◆ WHAT TO DO: Copy out the listing that follows, exact in every word, and skip the images.

# DATA SHOWN start

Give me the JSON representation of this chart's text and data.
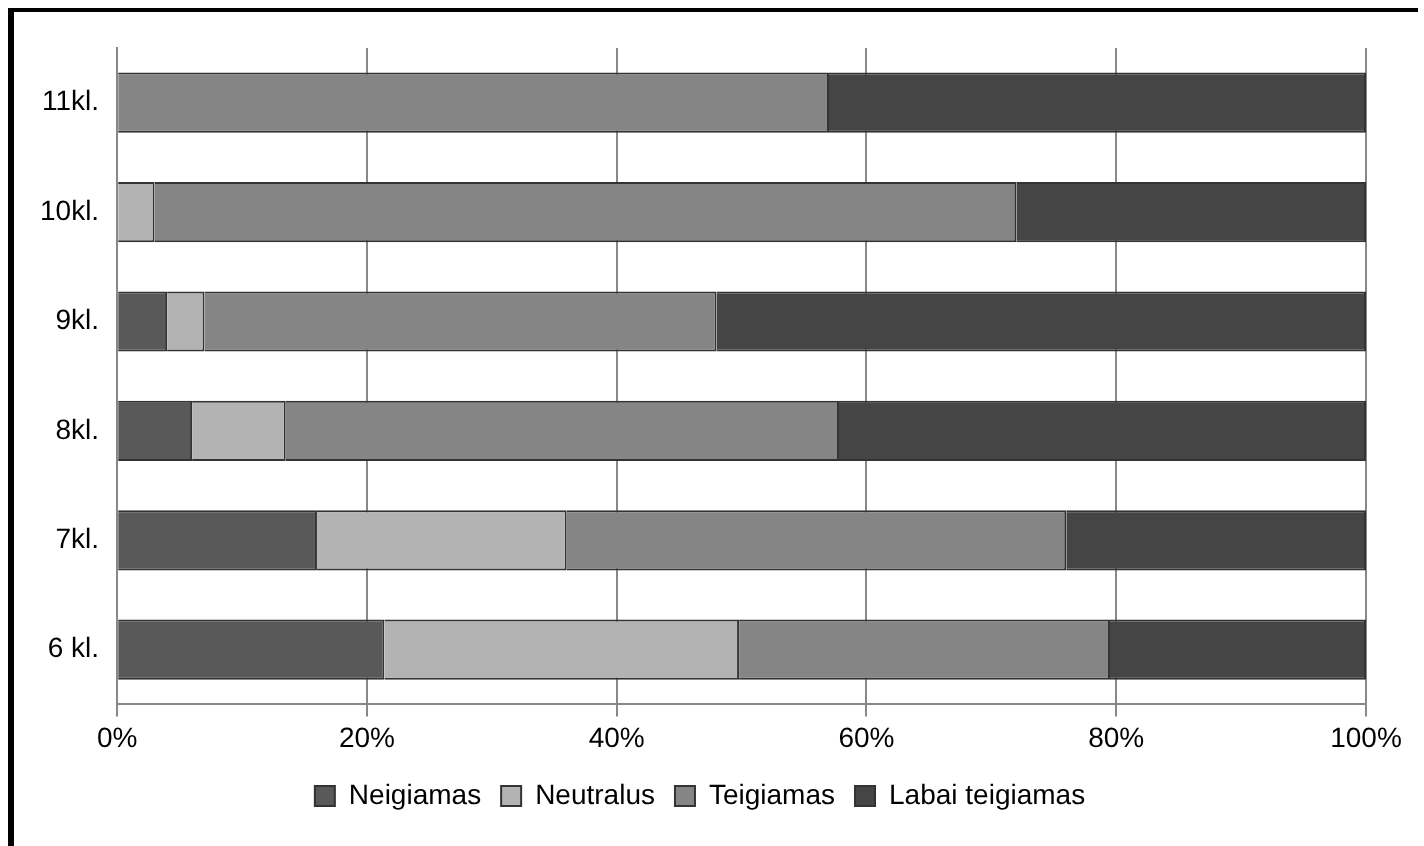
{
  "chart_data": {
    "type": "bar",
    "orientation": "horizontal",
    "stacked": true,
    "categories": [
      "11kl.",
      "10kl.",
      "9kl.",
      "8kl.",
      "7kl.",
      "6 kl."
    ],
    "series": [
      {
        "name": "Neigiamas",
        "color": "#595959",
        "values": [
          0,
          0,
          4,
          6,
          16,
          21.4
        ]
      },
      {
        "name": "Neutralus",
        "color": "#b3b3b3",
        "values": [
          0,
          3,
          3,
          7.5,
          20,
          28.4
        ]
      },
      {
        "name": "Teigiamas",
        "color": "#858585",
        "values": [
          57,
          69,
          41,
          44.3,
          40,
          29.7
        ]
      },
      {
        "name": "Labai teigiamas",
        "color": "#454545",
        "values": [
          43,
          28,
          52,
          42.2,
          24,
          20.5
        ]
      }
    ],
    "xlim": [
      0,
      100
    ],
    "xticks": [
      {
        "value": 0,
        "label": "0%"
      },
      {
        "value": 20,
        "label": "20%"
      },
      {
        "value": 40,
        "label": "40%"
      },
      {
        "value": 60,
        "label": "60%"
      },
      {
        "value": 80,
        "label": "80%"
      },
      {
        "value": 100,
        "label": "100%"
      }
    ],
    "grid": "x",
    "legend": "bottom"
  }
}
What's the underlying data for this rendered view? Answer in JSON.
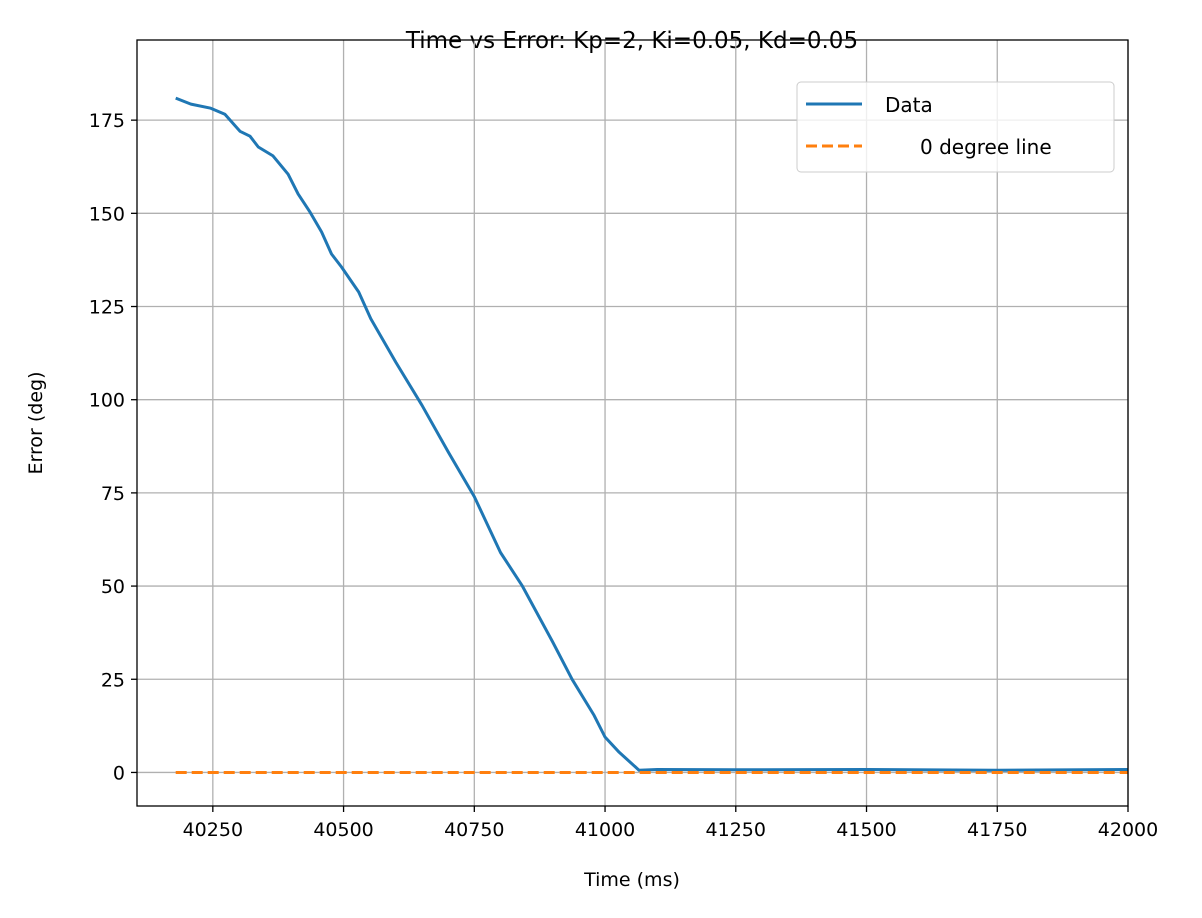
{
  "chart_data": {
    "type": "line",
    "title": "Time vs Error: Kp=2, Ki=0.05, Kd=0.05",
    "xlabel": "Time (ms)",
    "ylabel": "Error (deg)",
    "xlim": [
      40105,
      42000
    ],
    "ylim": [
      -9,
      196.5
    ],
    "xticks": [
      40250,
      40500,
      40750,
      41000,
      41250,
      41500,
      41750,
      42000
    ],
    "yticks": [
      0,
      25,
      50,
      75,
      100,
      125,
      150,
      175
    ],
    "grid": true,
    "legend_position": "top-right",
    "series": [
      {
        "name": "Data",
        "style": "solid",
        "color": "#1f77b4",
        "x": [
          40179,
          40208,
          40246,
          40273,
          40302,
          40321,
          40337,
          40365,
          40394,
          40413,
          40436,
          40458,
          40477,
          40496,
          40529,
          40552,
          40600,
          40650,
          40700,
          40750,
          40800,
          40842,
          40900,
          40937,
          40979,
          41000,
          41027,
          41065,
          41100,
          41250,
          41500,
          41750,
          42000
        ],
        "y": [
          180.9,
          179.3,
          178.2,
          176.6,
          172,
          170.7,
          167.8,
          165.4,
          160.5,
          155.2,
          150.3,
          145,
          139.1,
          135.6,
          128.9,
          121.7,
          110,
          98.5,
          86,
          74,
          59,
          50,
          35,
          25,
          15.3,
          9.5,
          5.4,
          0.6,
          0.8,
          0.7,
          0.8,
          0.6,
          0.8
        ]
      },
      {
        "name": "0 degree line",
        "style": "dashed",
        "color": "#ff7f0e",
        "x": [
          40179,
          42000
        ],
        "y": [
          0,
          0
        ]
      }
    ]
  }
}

# DATA SHOWN end

◆ SOLUTION FOR THIS EXERCISE:
Give me the JSON representation of this chart's text and data.
{
  "chart_data": {
    "type": "bar",
    "orientation": "horizontal",
    "stacked": true,
    "categories": [
      "11kl.",
      "10kl.",
      "9kl.",
      "8kl.",
      "7kl.",
      "6 kl."
    ],
    "series": [
      {
        "name": "Neigiamas",
        "color": "#595959",
        "values": [
          0,
          0,
          4,
          6,
          16,
          21.4
        ]
      },
      {
        "name": "Neutralus",
        "color": "#b3b3b3",
        "values": [
          0,
          3,
          3,
          7.5,
          20,
          28.4
        ]
      },
      {
        "name": "Teigiamas",
        "color": "#858585",
        "values": [
          57,
          69,
          41,
          44.3,
          40,
          29.7
        ]
      },
      {
        "name": "Labai teigiamas",
        "color": "#454545",
        "values": [
          43,
          28,
          52,
          42.2,
          24,
          20.5
        ]
      }
    ],
    "xlim": [
      0,
      100
    ],
    "xticks": [
      {
        "value": 0,
        "label": "0%"
      },
      {
        "value": 20,
        "label": "20%"
      },
      {
        "value": 40,
        "label": "40%"
      },
      {
        "value": 60,
        "label": "60%"
      },
      {
        "value": 80,
        "label": "80%"
      },
      {
        "value": 100,
        "label": "100%"
      }
    ],
    "grid": "x",
    "legend": "bottom"
  }
}
What's the underlying data for this rendered view? Answer in JSON.
{
  "chart_data": {
    "type": "line",
    "title": "Time vs Error: Kp=2, Ki=0.05, Kd=0.05",
    "xlabel": "Time (ms)",
    "ylabel": "Error (deg)",
    "xlim": [
      40105,
      42000
    ],
    "ylim": [
      -9,
      196.5
    ],
    "xticks": [
      40250,
      40500,
      40750,
      41000,
      41250,
      41500,
      41750,
      42000
    ],
    "yticks": [
      0,
      25,
      50,
      75,
      100,
      125,
      150,
      175
    ],
    "grid": true,
    "legend_position": "top-right",
    "series": [
      {
        "name": "Data",
        "style": "solid",
        "color": "#1f77b4",
        "x": [
          40179,
          40208,
          40246,
          40273,
          40302,
          40321,
          40337,
          40365,
          40394,
          40413,
          40436,
          40458,
          40477,
          40496,
          40529,
          40552,
          40600,
          40650,
          40700,
          40750,
          40800,
          40842,
          40900,
          40937,
          40979,
          41000,
          41027,
          41065,
          41100,
          41250,
          41500,
          41750,
          42000
        ],
        "y": [
          180.9,
          179.3,
          178.2,
          176.6,
          172,
          170.7,
          167.8,
          165.4,
          160.5,
          155.2,
          150.3,
          145,
          139.1,
          135.6,
          128.9,
          121.7,
          110,
          98.5,
          86,
          74,
          59,
          50,
          35,
          25,
          15.3,
          9.5,
          5.4,
          0.6,
          0.8,
          0.7,
          0.8,
          0.6,
          0.8
        ]
      },
      {
        "name": "0 degree line",
        "style": "dashed",
        "color": "#ff7f0e",
        "x": [
          40179,
          42000
        ],
        "y": [
          0,
          0
        ]
      }
    ]
  }
}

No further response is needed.